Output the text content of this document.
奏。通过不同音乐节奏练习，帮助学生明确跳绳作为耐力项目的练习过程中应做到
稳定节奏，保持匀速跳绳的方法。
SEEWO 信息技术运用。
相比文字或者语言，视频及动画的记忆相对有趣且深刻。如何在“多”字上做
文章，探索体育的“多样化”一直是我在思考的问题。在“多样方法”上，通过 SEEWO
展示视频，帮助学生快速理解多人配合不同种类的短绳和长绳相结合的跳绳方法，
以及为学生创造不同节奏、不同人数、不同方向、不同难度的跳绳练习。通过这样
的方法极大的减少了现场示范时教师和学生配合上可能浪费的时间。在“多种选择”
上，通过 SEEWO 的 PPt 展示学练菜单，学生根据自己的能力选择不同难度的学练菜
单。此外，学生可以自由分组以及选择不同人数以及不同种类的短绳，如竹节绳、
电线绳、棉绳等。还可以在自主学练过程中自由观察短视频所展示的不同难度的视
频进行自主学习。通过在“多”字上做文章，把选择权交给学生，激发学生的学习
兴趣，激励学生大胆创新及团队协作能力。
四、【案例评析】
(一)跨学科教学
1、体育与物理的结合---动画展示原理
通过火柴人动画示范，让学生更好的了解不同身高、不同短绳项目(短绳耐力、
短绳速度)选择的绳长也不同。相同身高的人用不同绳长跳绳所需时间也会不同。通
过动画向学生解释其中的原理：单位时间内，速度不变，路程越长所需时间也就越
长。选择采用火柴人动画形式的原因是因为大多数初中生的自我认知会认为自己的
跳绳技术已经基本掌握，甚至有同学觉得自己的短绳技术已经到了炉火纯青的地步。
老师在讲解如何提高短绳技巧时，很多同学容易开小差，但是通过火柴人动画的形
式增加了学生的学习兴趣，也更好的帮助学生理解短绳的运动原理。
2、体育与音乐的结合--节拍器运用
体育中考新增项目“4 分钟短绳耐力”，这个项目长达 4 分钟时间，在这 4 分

*****

Reproduce the material exactly, with every line intact.

Output
Output the text content of this document.
奏。通过不同音乐节奏练习，帮助学生明确跳绳作为耐力项目的练习过程中应做到
稳定节奏，保持匀速跳绳的方法。
SEEWO 信息技术运用。
相比文字或者语言，视频及动画的记忆相对有趣且深刻。如何在“多”字上做
文章，探索体育的“多样化”一直是我在思考的问题。在“多样方法”上，通过 SEEWO
展示视频，帮助学生快速理解多人配合不同种类的短绳和长绳相结合的跳绳方法，
以及为学生创造不同节奏、不同人数、不同方向、不同难度的跳绳练习。通过这样
的方法极大的减少了现场示范时教师和学生配合上可能浪费的时间。在“多种选择”
上，通过 SEEWO 的 PPt 展示学练菜单，学生根据自己的能力选择不同难度的学练菜
单。此外，学生可以自由分组以及选择不同人数以及不同种类的短绳，如竹节绳、
电线绳、棉绳等。还可以在自主学练过程中自由观察短视频所展示的不同难度的视
频进行自主学习。通过在“多”字上做文章，把选择权交给学生，激发学生的学习
兴趣，激励学生大胆创新及团队协作能力。
四、【案例评析】
(一)跨学科教学
1、体育与物理的结合---动画展示原理
通过火柴人动画示范，让学生更好的了解不同身高、不同短绳项目(短绳耐力、
短绳速度)选择的绳长也不同。相同身高的人用不同绳长跳绳所需时间也会不同。通
过动画向学生解释其中的原理：单位时间内，速度不变，路程越长所需时间也就越
长。选择采用火柴人动画形式的原因是因为大多数初中生的自我认知会认为自己的
跳绳技术已经基本掌握，甚至有同学觉得自己的短绳技术已经到了炉火纯青的地步。
老师在讲解如何提高短绳技巧时，很多同学容易开小差，但是通过火柴人动画的形
式增加了学生的学习兴趣，也更好的帮助学生理解短绳的运动原理。
2、体育与音乐的结合--节拍器运用
体育中考新增项目“4 分钟短绳耐力”，这个项目长达 4 分钟时间，在这 4 分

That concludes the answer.